◆ **Extract to read**:

════════

Don't Close Your Eyes
Review of the "Powerful Grit" screening at NFFTY.
Written by TeenTix Newsroom Writer Ava Rudensey and edited by Teen Editor Olivia Sun.
I walked into the theater ever so slightly confused. After skimming through the NFFTY (National Film Festival for Talented Youth) catalog of hundreds of films, I wondered: what was tonight’s screening, “Powerful Grit,” actually going to be about? As the lights dimmed, I prepared to “buckle [my] eyebelts” as the show description advised. Whatever that meant. However, after watching the screening, I can now define the phrase with confidence: It’s the feeling of peeking out from underneath a blanket when the monster in a horror movie finally emerges; it’s the anxiety one gets when a roller coaster delays right before it plummets; and it’s that combination of excitement and dread that I imagine occurs during the plane ride up to go skydiving.

════════

◆ **Given information**:
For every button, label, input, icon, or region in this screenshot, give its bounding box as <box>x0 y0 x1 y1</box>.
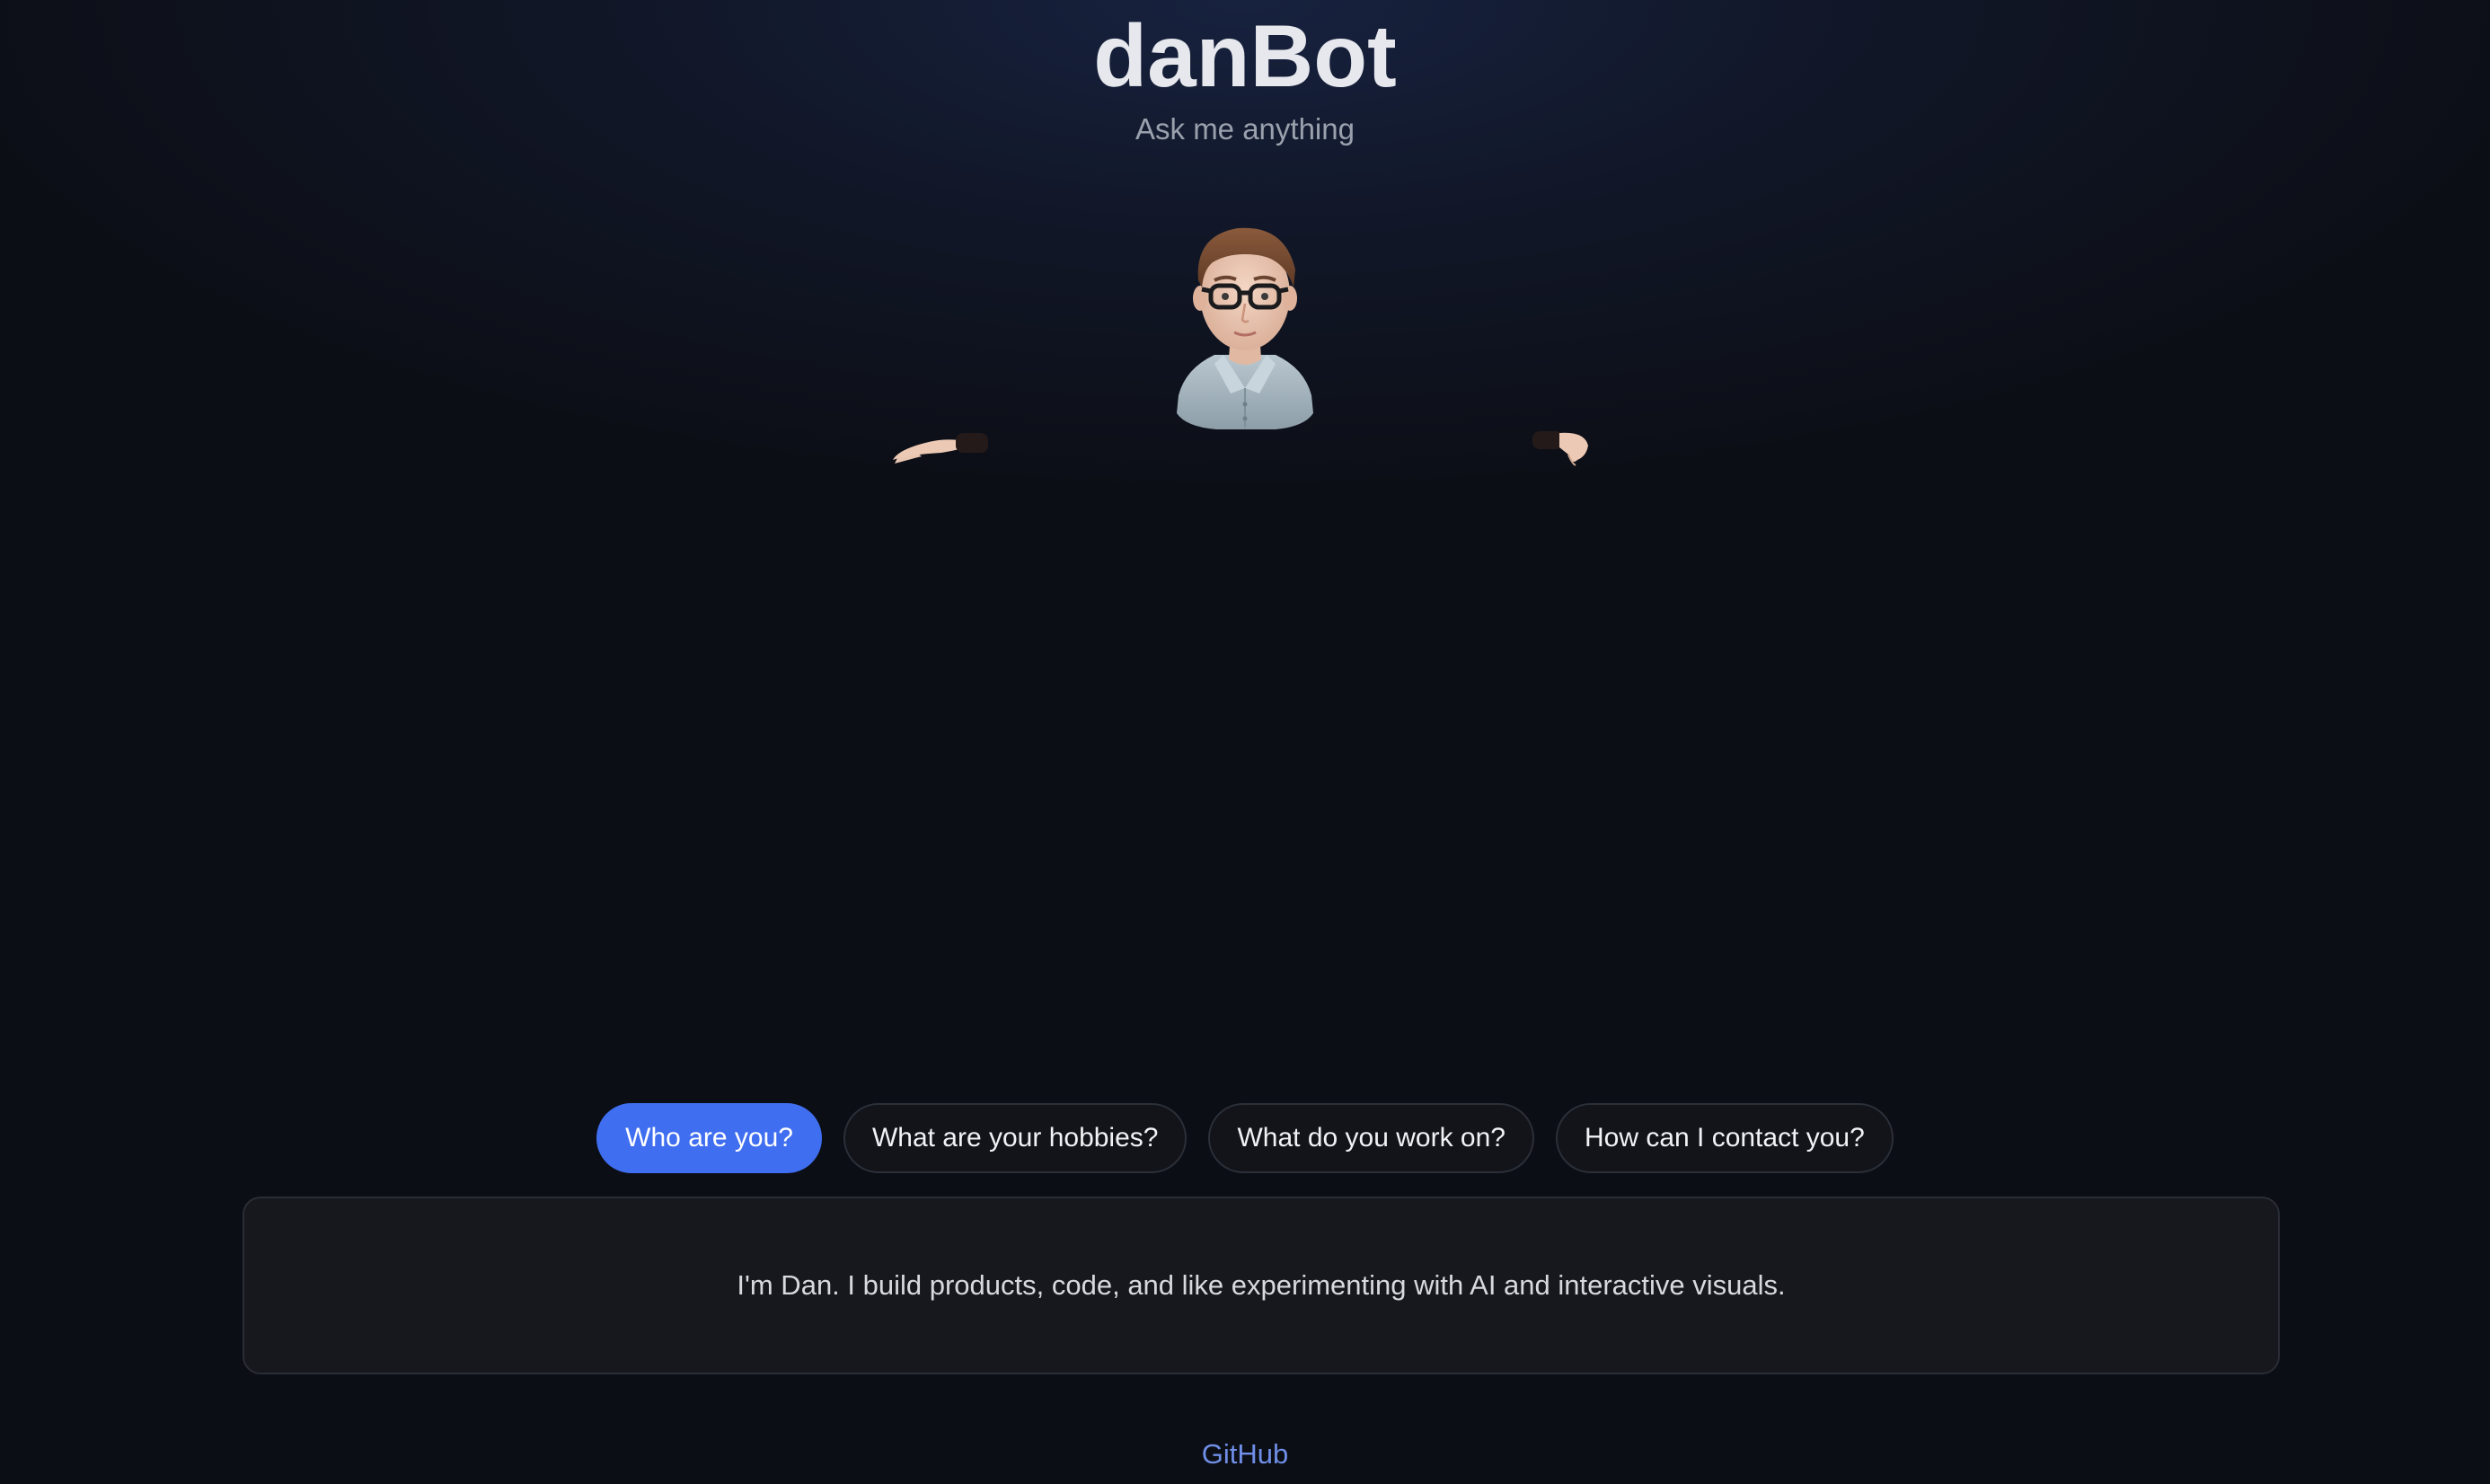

════════

◆ **Tasks to perform**:
a) The review of the "Powerful Grit" screening explains what "buckle [my] eyebelts" means by comparing it to several feelings. List each of those feelings.
b) Sum up the review of the "Powerful Grit" screening in two sentences.
c) Pick up the review of the "Powerful Grit" screening after its last sentence and write what comes next.

◆ **Answers for the tasks**:
a)
- Peeking out from underneath a blanket when the monster in a horror movie finally emerges
- The anxiety one gets when a roller coaster delays right before it plummets
- The mix of excitement and dread the writer imagines during the plane ride up to go skydiving

b) Ava Rudensey, writing for the TeenTix Newsroom, went into NFFTY's "Powerful Grit" screening a little confused about what it would be about and unsure what the advice to "buckle [my] eyebelts" meant. After the screening, she could define the phrase as a mix of excitement and dread, like peeking out at a horror-movie monster, waiting at the top of a paused roller coaster, or riding up in a plane to go skydiving.

c)
The screening began with Baby by Vincent D’Alessandro, Kirsten Pasewaldt, and Finley King. It is the story of a single mother, her expectations, and eventual revolt alongside her young, tiara-crowned daughter Baby. Though it has a relatively simple story-line compared to subsequent films in the screening, what stands out is the film’s immersive first-person shots—when Baby runs, the camera follows. When she falls, we fall too. This left a lingering sense of intimacy before being thrown headfirst into the vulnerable and melancholic world of You’re Still Here by Katayoun Parmar.
This film tells the story of a young couple whose lives are torn asunder when tragedy strikes. However, as the film goes on, it is revealed that even before the man’s life-changing car accident, their relationship was far from ideal. Graphic, punchy shots of violent fights are mixed in with scenes that wouldn’t seem out of place in a rom-com. I was left questioning who the audience was supposed to root for. Just as the protagonist’s soon-to-be-ex-wife felt, I was unsure if their relationship was even worth all of the struggles the couple faced. I sympathized with the husband due to his accident, but I failed to connect with him because of his cruelty.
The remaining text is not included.